### Working data ###
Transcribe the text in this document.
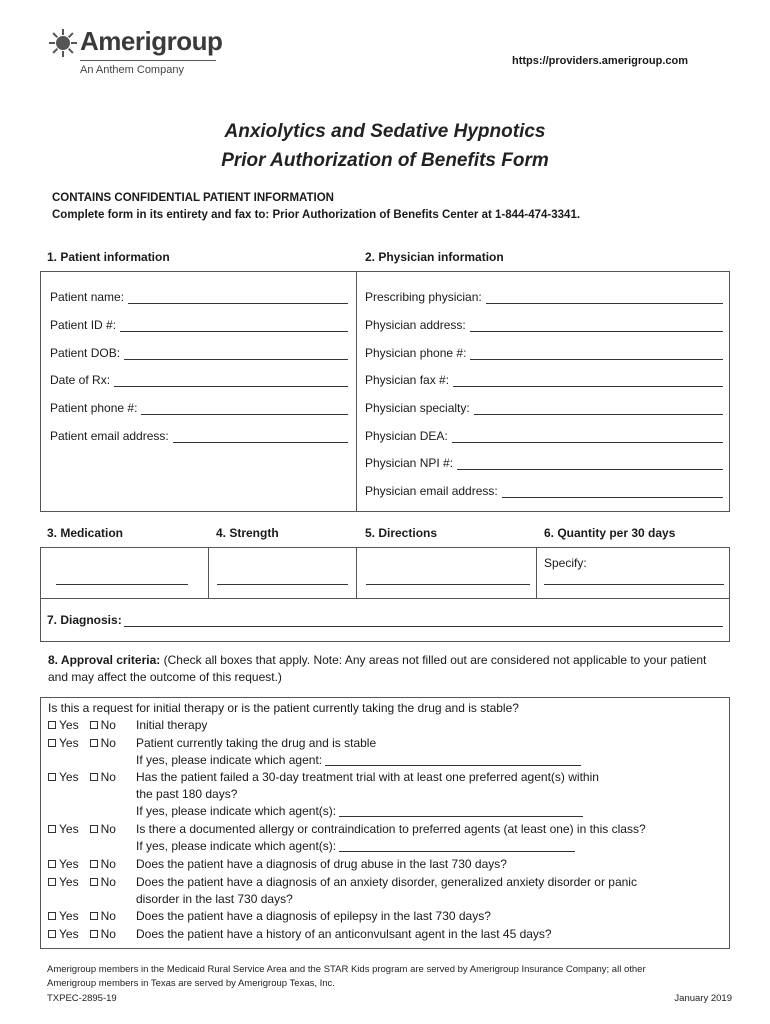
Amerigroup
An Anthem Company
https://providers.amerigroup.com
Anxiolytics and Sedative Hypnotics
Prior Authorization of Benefits Form
CONTAINS CONFIDENTIAL PATIENT INFORMATION
Complete form in its entirety and fax to: Prior Authorization of Benefits Center at 1-844-474-3341.
1. Patient information	2. Physician information
Patient name:
Patient ID #:
Patient DOB:
Date of Rx:
Patient phone #:
Patient email address:
Prescribing physician:
Physician address:
Physician phone #:
Physician fax #:
Physician specialty:
Physician DEA:
Physician NPI #:
Physician email address:
3. Medication	4. Strength	5. Directions	6. Quantity per 30 days
Specify:
7. Diagnosis:
8. Approval criteria: (Check all boxes that apply. Note: Any areas not filled out are considered not applicable to your patient and may affect the outcome of this request.)
Is this a request for initial therapy or is the patient currently taking the drug and is stable?
Yes	No Initial therapy
Yes	No Patient currently taking the drug and is stable
If yes, please indicate which agent:
Yes	No Has the patient failed a 30-day treatment trial with at least one preferred agent(s) within
the past 180 days?
If yes, please indicate which agent(s):
Yes	No Is there a documented allergy or contraindication to preferred agents (at least one) in this class?
If yes, please indicate which agent(s):
Yes	No Does the patient have a diagnosis of drug abuse in the last 730 days?
Yes	No Does the patient have a diagnosis of an anxiety disorder, generalized anxiety disorder or panic
disorder in the last 730 days?
Yes	No Does the patient have a diagnosis of epilepsy in the last 730 days?
Yes	No Does the patient have a history of an anticonvulsant agent in the last 45 days?
Amerigroup members in the Medicaid Rural Service Area and the STAR Kids program are served by Amerigroup Insurance Company; all other
Amerigroup members in Texas are served by Amerigroup Texas, Inc.
TXPEC-2895-19	January 2019
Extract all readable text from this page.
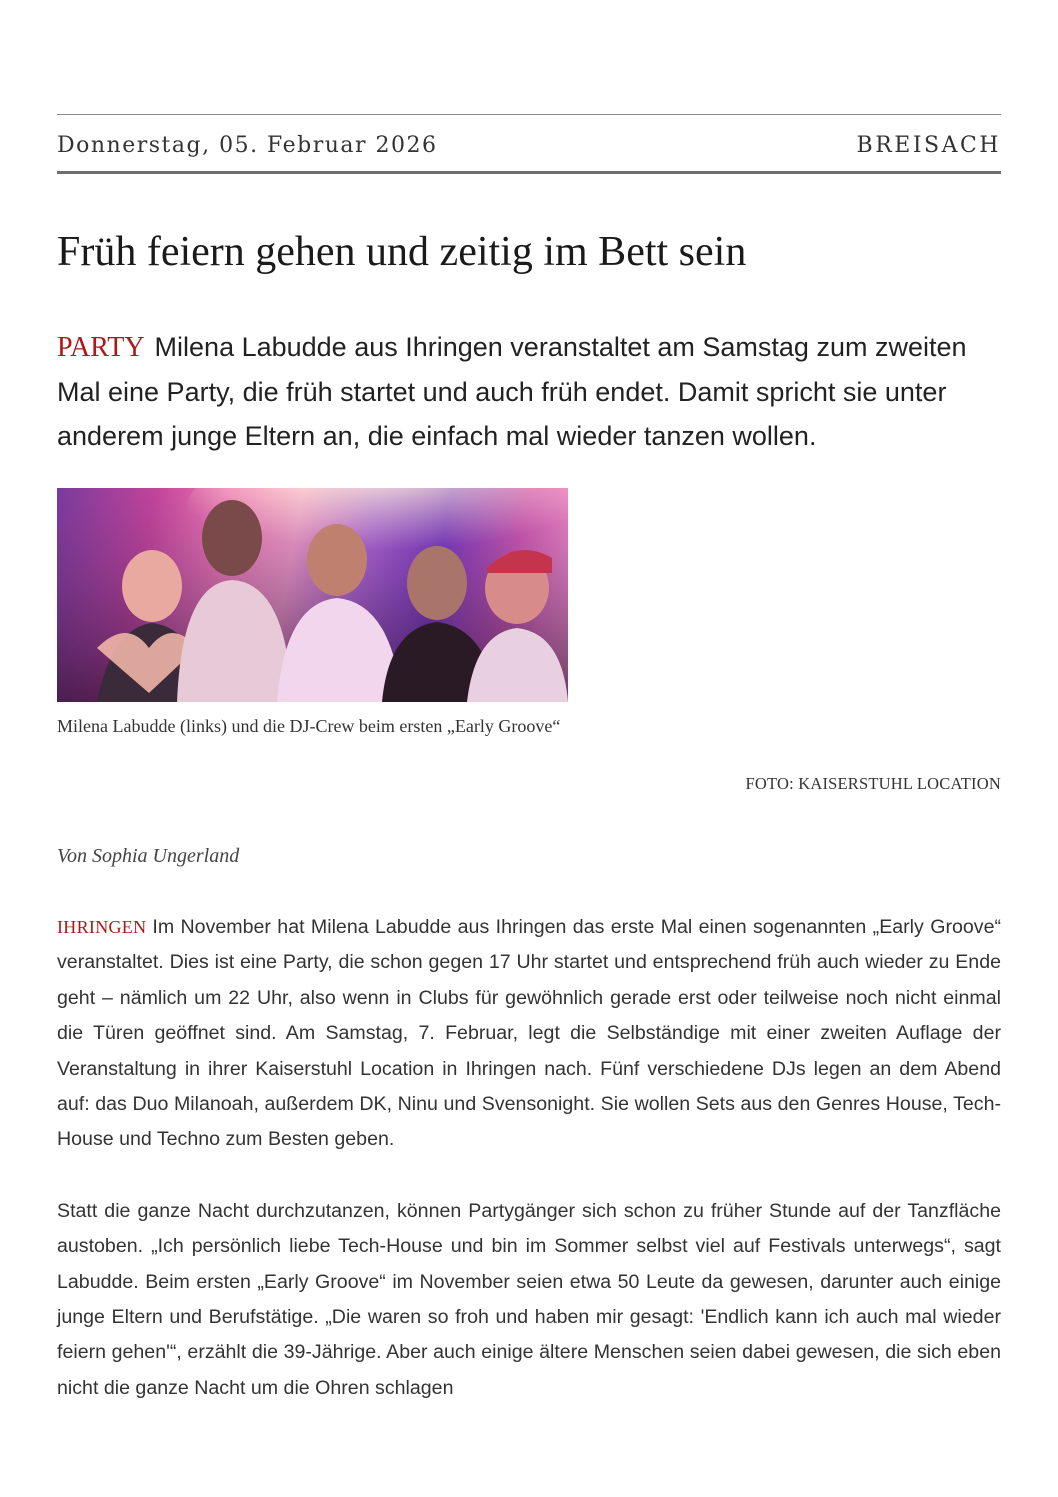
Donnerstag, 05. Februar 2026	BREISACH
Früh feiern gehen und zeitig im Bett sein

PARTY Milena Labudde aus Ihringen veranstaltet am Samstag zum zweiten Mal eine Party, die früh startet und auch früh endet. Damit spricht sie unter anderem junge Eltern an, die einfach mal wieder tanzen wollen.

Milena Labudde (links) und die DJ-Crew beim ersten „Early Groove“
FOTO: KAISERSTUHL LOCATION
Von Sophia Ungerland

IHRINGEN Im November hat Milena Labudde aus Ihringen das erste Mal einen sogenannten „Early Groove“ veranstaltet. Dies ist eine Party, die schon gegen 17 Uhr startet und entsprechend früh auch wieder zu Ende geht – nämlich um 22 Uhr, also wenn in Clubs für gewöhnlich gerade erst oder teilweise noch nicht einmal die Türen geöffnet sind. Am Samstag, 7. Februar, legt die Selbständige mit einer zweiten Auflage der Veranstaltung in ihrer Kaiserstuhl Location in Ihringen nach. Fünf verschiedene DJs legen an dem Abend auf: das Duo Milanoah, außerdem DK, Ninu und Svensonight. Sie wollen Sets aus den Genres House, Tech-House und Techno zum Besten geben.

Statt die ganze Nacht durchzutanzen, können Partygänger sich schon zu früher Stunde auf der Tanzfläche austoben. „Ich persönlich liebe Tech-House und bin im Sommer selbst viel auf Festivals unterwegs“, sagt Labudde. Beim ersten „Early Groove“ im November seien etwa 50 Leute da gewesen, darunter auch einige junge Eltern und Berufstätige. „Die waren so froh und haben mir gesagt: 'Endlich kann ich auch mal wieder feiern gehen'“, erzählt die 39-Jährige. Aber auch einige ältere Menschen seien dabei gewesen, die sich eben nicht die ganze Nacht um die Ohren schlagen
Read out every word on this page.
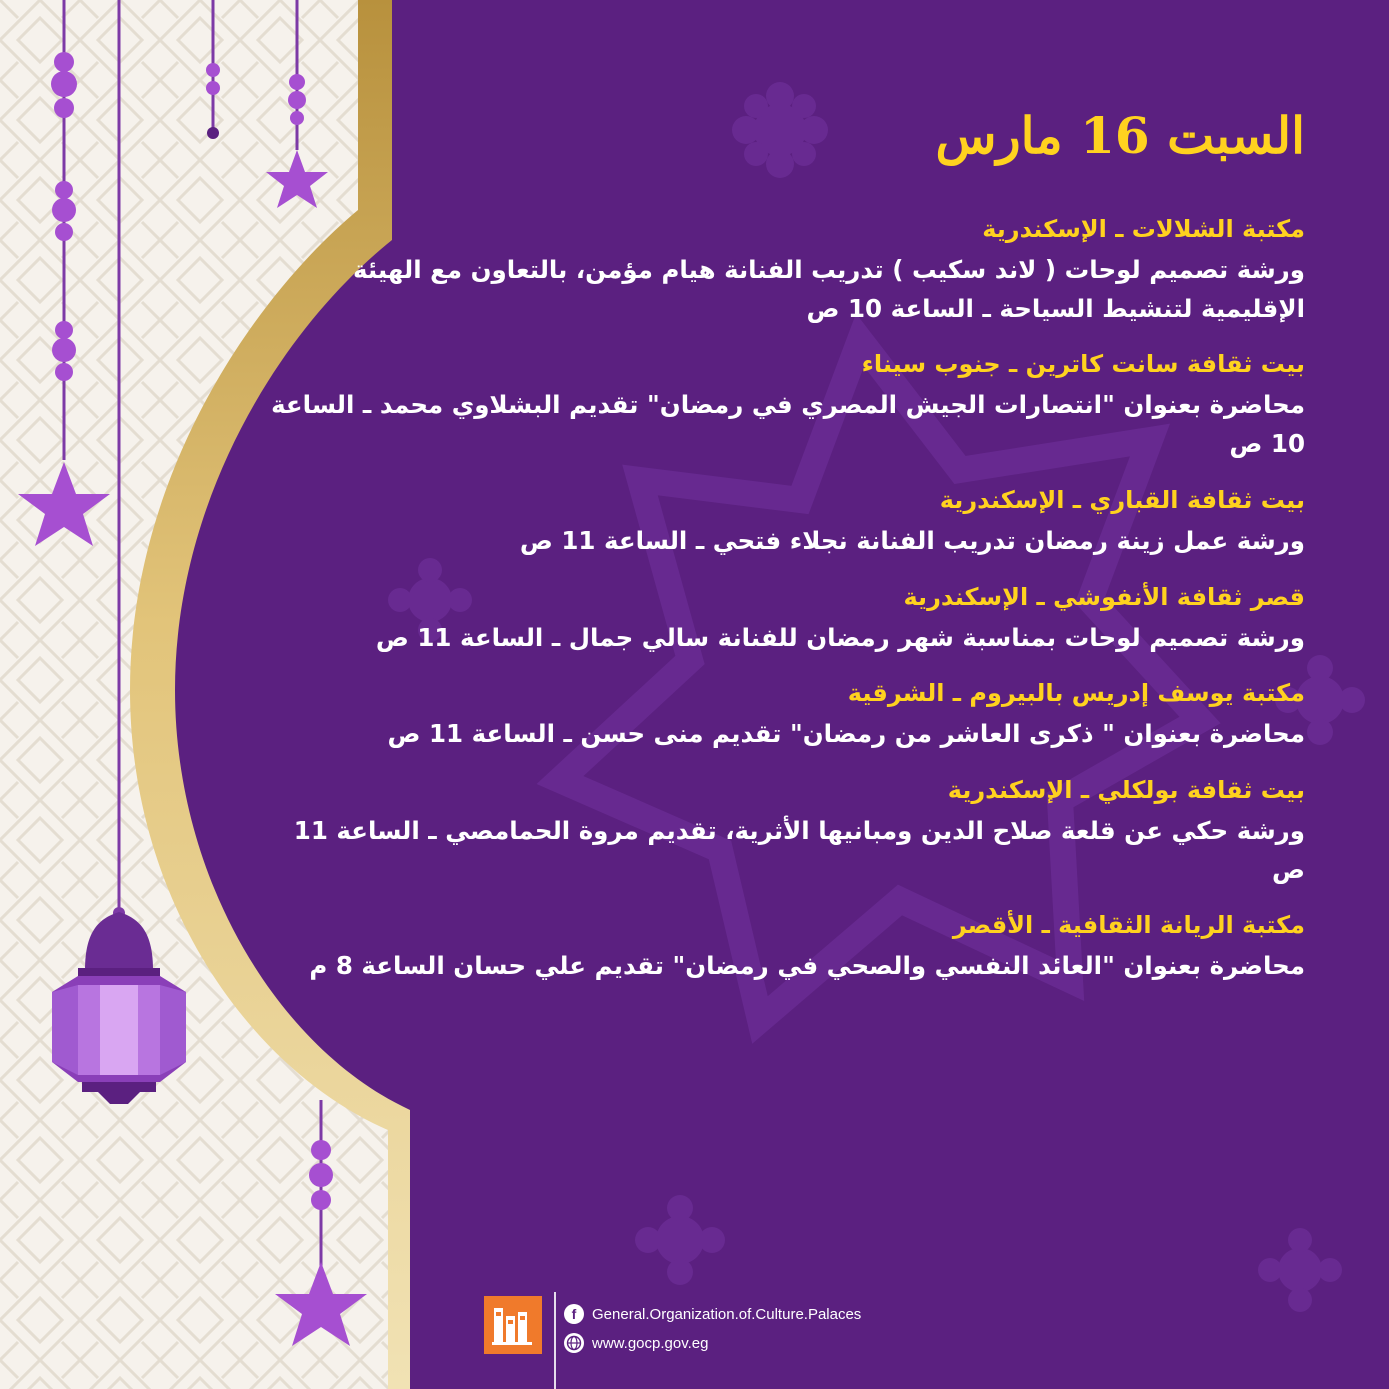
السبت 16 مارس

مكتبة الشلالات ـ الإسكندرية

ورشة تصميم لوحات ( لاند سكيب ) تدريب الفنانة هيام مؤمن، بالتعاون مع الهيئة الإقليمية لتنشيط السياحة ـ الساعة 10 ص

بيت ثقافة سانت كاترين ـ جنوب سيناء

محاضرة بعنوان "انتصارات الجيش المصري في رمضان" تقديم البشلاوي محمد ـ الساعة 10 ص

بيت ثقافة القباري ـ الإسكندرية

ورشة عمل زينة رمضان تدريب الفنانة نجلاء فتحي ـ الساعة 11 ص

قصر ثقافة الأنفوشي ـ الإسكندرية

ورشة تصميم لوحات بمناسبة شهر رمضان للفنانة سالي جمال ـ الساعة 11 ص

مكتبة يوسف إدريس بالبيروم ـ الشرقية

محاضرة بعنوان " ذكرى العاشر من رمضان" تقديم منى حسن ـ الساعة 11 ص

بيت ثقافة بولكلي ـ الإسكندرية

ورشة حكي عن قلعة صلاح الدين ومبانيها الأثرية، تقديم مروة الحمامصي ـ الساعة 11 ص

مكتبة الريانة الثقافية ـ الأقصر

محاضرة بعنوان "العائد النفسي والصحي في رمضان" تقديم علي حسان الساعة 8 م

f	General.Organization.of.Culture.Palaces
www.gocp.gov.eg
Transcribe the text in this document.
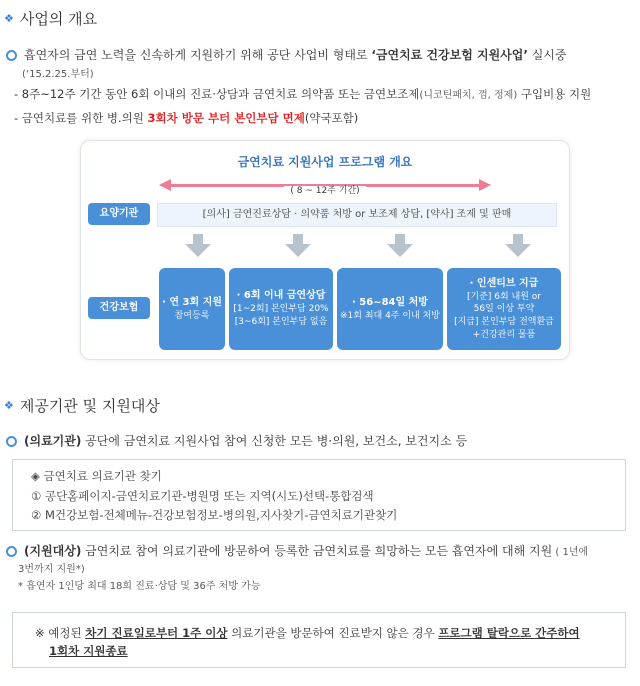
❖ 사업의 개요
흡연자의 금연 노력을 신속하게 지원하기 위해 공단 사업비 형태로 ‘금연치료 건강보험 지원사업’ 실시중
(‘15.2.25.부터)
- 8주~12주 기간 동안 6회 이내의 진료·상담과 금연치료 의약품 또는 금연보조제(니코틴패치, 껌, 정제) 구입비용 지원
- 금연치료를 위한 병.의원 3회차 방문 부터 본인부담 면제(약국포함)
금연치료 지원사업 프로그램 개요
( 8 ~ 12주 기간)
요양기관	[의사] 금연진료상담 · 의약품 처방 or 보조제 상담, [약사] 조제 및 판매
건강보험	· 연 3회 지원
참여등록
· 6회 이내 금연상담
[1~2회] 본인부담 20%
[3~6회] 본인부담 없음
· 56~84일 처방
※1회 최대 4주 이내 처방
· 인센티브 지급
[기준] 6회 내원 or
56일 이상 투약
[지급] 본인부담 전액환급
+건강관리 물품
❖ 제공기관 및 지원대상
(의료기관) 공단에 금연치료 지원사업 참여 신청한 모든 병·의원, 보건소, 보건지소 등
◈ 금연치료 의료기관 찾기
① 공단홈페이지-금연치료기관-병원명 또는 지역(시도)선택-통합검색
② M건강보험-전체메뉴-건강보험정보-병의원,지사찾기-금연치료기관찾기
(지원대상) 금연치료 참여 의료기관에 방문하여 등록한 금연치료를 희망하는 모든 흡연자에 대해 지원 ( 1년에
3번까지 지원*)
* 흡연자 1인당 최대 18회 진료·상담 및 36주 처방 가능
※ 예정된 차기 진료일로부터 1주 이상 의료기관을 방문하여 진료받지 않은 경우 프로그램 탈락으로 간주하여
1회차 지원종료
###
* What to produce
Note every line above where the string "الفنانة" shows up, and copy those lines.

* Answer for this exercise
ورشة تصميم لوحات ( لاند سكيب ) تدريب الفنانة هيام مؤمن، بالتعاون مع الهيئة الإقليمية لتنشيط السياحة ـ الساعة 10 ص
ورشة عمل زينة رمضان تدريب الفنانة نجلاء فتحي ـ الساعة 11 ص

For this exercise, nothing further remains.